Report the count of lines below that include "name", without any other text.

──────── EXERCISE MATERIAL ────────

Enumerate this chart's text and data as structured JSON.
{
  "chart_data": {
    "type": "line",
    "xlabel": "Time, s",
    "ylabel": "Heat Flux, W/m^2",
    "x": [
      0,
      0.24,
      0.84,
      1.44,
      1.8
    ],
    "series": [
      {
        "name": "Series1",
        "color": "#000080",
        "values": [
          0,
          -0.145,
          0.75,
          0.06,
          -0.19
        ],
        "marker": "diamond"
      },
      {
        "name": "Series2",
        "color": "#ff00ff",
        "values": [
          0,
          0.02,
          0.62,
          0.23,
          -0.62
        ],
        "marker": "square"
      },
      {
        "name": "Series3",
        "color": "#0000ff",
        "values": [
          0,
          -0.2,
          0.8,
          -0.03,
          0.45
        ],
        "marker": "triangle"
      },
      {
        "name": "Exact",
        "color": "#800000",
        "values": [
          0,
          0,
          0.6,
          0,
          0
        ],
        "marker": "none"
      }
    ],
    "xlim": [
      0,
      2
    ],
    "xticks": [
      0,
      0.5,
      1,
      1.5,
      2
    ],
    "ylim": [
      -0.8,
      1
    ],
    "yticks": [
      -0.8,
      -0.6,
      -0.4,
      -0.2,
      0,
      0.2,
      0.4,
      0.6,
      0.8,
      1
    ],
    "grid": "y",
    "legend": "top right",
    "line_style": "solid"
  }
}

────────

== WRITTEN RESPONSE ==
4